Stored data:
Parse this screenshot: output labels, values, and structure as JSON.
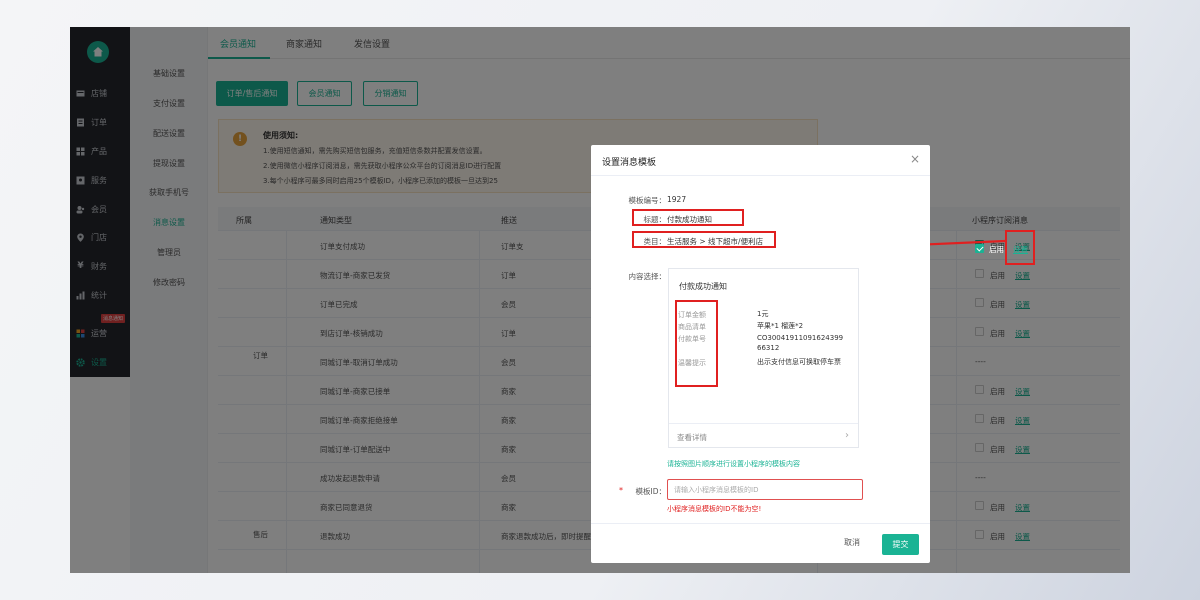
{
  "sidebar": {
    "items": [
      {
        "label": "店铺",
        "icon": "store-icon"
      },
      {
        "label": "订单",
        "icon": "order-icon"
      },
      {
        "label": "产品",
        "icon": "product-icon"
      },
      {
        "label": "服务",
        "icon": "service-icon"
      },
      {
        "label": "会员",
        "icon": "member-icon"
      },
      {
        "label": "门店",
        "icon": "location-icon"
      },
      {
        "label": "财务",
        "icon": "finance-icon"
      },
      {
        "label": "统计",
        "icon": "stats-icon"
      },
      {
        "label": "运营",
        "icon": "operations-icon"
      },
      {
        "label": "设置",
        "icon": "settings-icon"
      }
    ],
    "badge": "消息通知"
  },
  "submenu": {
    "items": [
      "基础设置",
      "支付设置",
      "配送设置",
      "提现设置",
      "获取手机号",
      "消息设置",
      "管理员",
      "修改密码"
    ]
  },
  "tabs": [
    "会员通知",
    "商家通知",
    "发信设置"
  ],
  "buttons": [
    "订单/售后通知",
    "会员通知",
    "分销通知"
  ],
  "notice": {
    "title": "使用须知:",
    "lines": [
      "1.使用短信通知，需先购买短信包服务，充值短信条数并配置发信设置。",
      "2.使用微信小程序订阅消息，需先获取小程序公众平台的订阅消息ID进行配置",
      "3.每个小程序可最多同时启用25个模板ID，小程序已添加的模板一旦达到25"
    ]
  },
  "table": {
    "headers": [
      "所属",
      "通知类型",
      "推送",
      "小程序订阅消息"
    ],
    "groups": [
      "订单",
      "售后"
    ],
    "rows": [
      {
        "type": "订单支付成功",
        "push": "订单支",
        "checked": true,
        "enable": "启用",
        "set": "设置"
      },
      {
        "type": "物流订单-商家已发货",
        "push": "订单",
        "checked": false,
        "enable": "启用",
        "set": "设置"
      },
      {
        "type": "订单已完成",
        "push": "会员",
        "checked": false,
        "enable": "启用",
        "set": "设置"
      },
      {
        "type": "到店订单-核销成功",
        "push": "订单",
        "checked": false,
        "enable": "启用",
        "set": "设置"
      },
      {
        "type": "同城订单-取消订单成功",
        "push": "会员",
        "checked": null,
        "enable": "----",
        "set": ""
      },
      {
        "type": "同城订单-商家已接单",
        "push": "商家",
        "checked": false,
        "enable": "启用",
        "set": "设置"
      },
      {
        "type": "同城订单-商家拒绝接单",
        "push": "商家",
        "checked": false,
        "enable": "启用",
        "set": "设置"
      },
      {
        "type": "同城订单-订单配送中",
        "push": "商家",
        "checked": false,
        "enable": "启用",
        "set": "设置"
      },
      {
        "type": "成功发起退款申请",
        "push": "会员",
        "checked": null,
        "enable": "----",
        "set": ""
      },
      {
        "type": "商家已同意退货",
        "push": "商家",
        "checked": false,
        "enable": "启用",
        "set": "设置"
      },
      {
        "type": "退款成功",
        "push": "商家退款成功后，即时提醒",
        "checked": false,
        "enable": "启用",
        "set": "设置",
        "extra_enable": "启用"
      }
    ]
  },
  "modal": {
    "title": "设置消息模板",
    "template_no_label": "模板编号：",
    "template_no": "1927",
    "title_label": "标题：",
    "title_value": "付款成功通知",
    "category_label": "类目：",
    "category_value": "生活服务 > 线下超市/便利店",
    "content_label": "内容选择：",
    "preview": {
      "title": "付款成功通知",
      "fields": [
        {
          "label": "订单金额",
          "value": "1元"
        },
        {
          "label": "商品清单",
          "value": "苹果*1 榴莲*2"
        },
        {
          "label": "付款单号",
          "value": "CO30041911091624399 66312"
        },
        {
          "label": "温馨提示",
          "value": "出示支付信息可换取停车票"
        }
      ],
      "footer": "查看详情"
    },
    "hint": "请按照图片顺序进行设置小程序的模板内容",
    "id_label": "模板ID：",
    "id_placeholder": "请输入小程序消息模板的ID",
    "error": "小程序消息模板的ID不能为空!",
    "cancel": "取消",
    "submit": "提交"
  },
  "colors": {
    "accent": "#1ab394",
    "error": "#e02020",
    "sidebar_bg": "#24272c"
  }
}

TO BE DONE: Skip the pictures and print each record exactly as it stands.

RIGHT ANSWER:
Parse this screenshot: output labels, values, and structure as JSON.
{
  "sidebar": {
    "items": [
      {
        "label": "店铺",
        "icon": "store-icon"
      },
      {
        "label": "订单",
        "icon": "order-icon"
      },
      {
        "label": "产品",
        "icon": "product-icon"
      },
      {
        "label": "服务",
        "icon": "service-icon"
      },
      {
        "label": "会员",
        "icon": "member-icon"
      },
      {
        "label": "门店",
        "icon": "location-icon"
      },
      {
        "label": "财务",
        "icon": "finance-icon"
      },
      {
        "label": "统计",
        "icon": "stats-icon"
      },
      {
        "label": "运营",
        "icon": "operations-icon"
      },
      {
        "label": "设置",
        "icon": "settings-icon"
      }
    ],
    "badge": "消息通知"
  },
  "submenu": {
    "items": [
      "基础设置",
      "支付设置",
      "配送设置",
      "提现设置",
      "获取手机号",
      "消息设置",
      "管理员",
      "修改密码"
    ]
  },
  "tabs": [
    "会员通知",
    "商家通知",
    "发信设置"
  ],
  "buttons": [
    "订单/售后通知",
    "会员通知",
    "分销通知"
  ],
  "notice": {
    "title": "使用须知:",
    "lines": [
      "1.使用短信通知，需先购买短信包服务，充值短信条数并配置发信设置。",
      "2.使用微信小程序订阅消息，需先获取小程序公众平台的订阅消息ID进行配置",
      "3.每个小程序可最多同时启用25个模板ID，小程序已添加的模板一旦达到25"
    ]
  },
  "table": {
    "headers": [
      "所属",
      "通知类型",
      "推送",
      "小程序订阅消息"
    ],
    "groups": [
      "订单",
      "售后"
    ],
    "rows": [
      {
        "type": "订单支付成功",
        "push": "订单支",
        "checked": true,
        "enable": "启用",
        "set": "设置"
      },
      {
        "type": "物流订单-商家已发货",
        "push": "订单",
        "checked": false,
        "enable": "启用",
        "set": "设置"
      },
      {
        "type": "订单已完成",
        "push": "会员",
        "checked": false,
        "enable": "启用",
        "set": "设置"
      },
      {
        "type": "到店订单-核销成功",
        "push": "订单",
        "checked": false,
        "enable": "启用",
        "set": "设置"
      },
      {
        "type": "同城订单-取消订单成功",
        "push": "会员",
        "checked": null,
        "enable": "----",
        "set": ""
      },
      {
        "type": "同城订单-商家已接单",
        "push": "商家",
        "checked": false,
        "enable": "启用",
        "set": "设置"
      },
      {
        "type": "同城订单-商家拒绝接单",
        "push": "商家",
        "checked": false,
        "enable": "启用",
        "set": "设置"
      },
      {
        "type": "同城订单-订单配送中",
        "push": "商家",
        "checked": false,
        "enable": "启用",
        "set": "设置"
      },
      {
        "type": "成功发起退款申请",
        "push": "会员",
        "checked": null,
        "enable": "----",
        "set": ""
      },
      {
        "type": "商家已同意退货",
        "push": "商家",
        "checked": false,
        "enable": "启用",
        "set": "设置"
      },
      {
        "type": "退款成功",
        "push": "商家退款成功后，即时提醒",
        "checked": false,
        "enable": "启用",
        "set": "设置",
        "extra_enable": "启用"
      }
    ]
  },
  "modal": {
    "title": "设置消息模板",
    "template_no_label": "模板编号：",
    "template_no": "1927",
    "title_label": "标题：",
    "title_value": "付款成功通知",
    "category_label": "类目：",
    "category_value": "生活服务 > 线下超市/便利店",
    "content_label": "内容选择：",
    "preview": {
      "title": "付款成功通知",
      "fields": [
        {
          "label": "订单金额",
          "value": "1元"
        },
        {
          "label": "商品清单",
          "value": "苹果*1 榴莲*2"
        },
        {
          "label": "付款单号",
          "value": "CO30041911091624399 66312"
        },
        {
          "label": "温馨提示",
          "value": "出示支付信息可换取停车票"
        }
      ],
      "footer": "查看详情"
    },
    "hint": "请按照图片顺序进行设置小程序的模板内容",
    "id_label": "模板ID：",
    "id_placeholder": "请输入小程序消息模板的ID",
    "error": "小程序消息模板的ID不能为空!",
    "cancel": "取消",
    "submit": "提交"
  },
  "colors": {
    "accent": "#1ab394",
    "error": "#e02020",
    "sidebar_bg": "#24272c"
  }
}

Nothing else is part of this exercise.